WORK TO DO:
Pick out the lines below that include the string "execução".

RECORD SET:
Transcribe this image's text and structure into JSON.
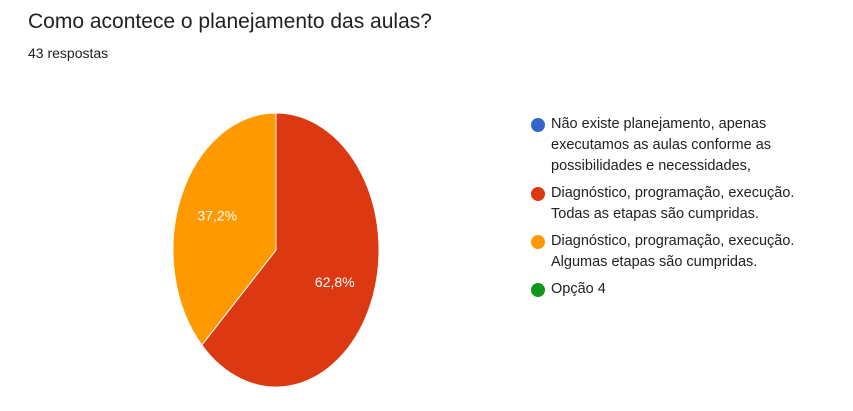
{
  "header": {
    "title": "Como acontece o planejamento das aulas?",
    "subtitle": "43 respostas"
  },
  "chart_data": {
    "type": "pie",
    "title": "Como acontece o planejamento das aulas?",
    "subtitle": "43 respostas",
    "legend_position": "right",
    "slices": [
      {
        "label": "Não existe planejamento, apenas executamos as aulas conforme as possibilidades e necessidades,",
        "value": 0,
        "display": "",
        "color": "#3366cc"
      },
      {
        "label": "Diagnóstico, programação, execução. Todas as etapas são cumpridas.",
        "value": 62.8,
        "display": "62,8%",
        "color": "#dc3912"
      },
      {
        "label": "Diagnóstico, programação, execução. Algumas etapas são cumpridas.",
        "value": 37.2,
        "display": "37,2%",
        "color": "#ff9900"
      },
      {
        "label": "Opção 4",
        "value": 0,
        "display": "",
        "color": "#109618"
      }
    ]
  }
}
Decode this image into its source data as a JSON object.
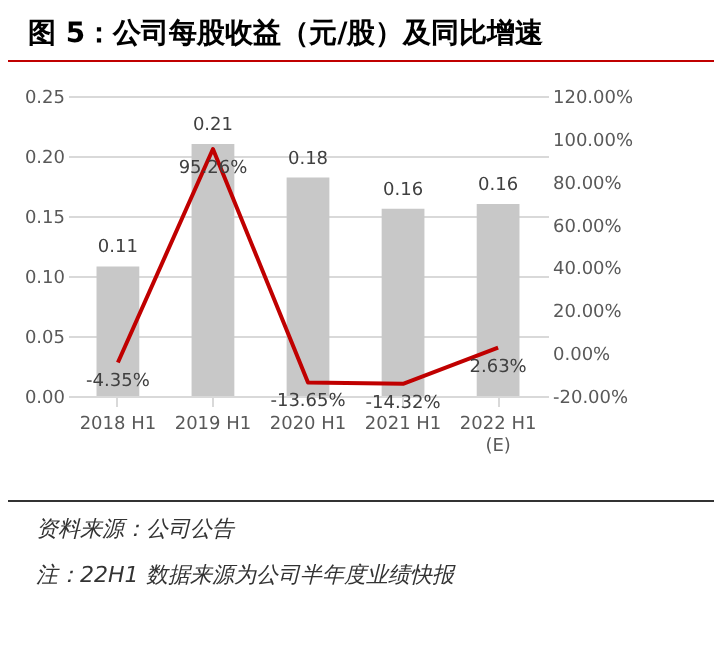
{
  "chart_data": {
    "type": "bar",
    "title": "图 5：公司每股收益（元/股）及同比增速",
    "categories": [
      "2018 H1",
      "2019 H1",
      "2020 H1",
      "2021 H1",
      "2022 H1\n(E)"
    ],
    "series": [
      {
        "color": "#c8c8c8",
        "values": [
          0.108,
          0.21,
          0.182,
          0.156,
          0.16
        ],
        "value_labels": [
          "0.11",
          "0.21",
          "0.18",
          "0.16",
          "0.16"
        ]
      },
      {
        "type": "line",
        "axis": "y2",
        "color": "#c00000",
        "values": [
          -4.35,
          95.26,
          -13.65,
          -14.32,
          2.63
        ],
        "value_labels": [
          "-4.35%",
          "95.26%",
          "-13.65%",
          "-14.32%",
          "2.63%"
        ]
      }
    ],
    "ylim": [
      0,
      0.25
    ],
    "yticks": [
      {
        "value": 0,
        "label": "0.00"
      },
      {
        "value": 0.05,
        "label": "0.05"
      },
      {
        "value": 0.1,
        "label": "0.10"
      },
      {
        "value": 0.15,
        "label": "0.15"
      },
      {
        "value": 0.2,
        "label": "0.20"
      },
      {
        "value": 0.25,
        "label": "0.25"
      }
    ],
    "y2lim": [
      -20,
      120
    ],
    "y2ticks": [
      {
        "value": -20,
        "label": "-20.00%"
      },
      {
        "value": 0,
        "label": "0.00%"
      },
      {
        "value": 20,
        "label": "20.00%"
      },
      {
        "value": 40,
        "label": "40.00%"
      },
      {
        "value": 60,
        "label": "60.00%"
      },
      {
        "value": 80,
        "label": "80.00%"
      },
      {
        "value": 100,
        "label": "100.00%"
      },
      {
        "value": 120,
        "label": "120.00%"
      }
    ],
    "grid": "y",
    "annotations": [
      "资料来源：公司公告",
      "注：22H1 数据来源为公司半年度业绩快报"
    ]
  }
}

SOLVED EXERCISE:
        "label": "Diagnóstico, programação, execução. Todas as etapas são cumpridas.",
        "label": "Diagnóstico, programação, execução. Algumas etapas são cumpridas.",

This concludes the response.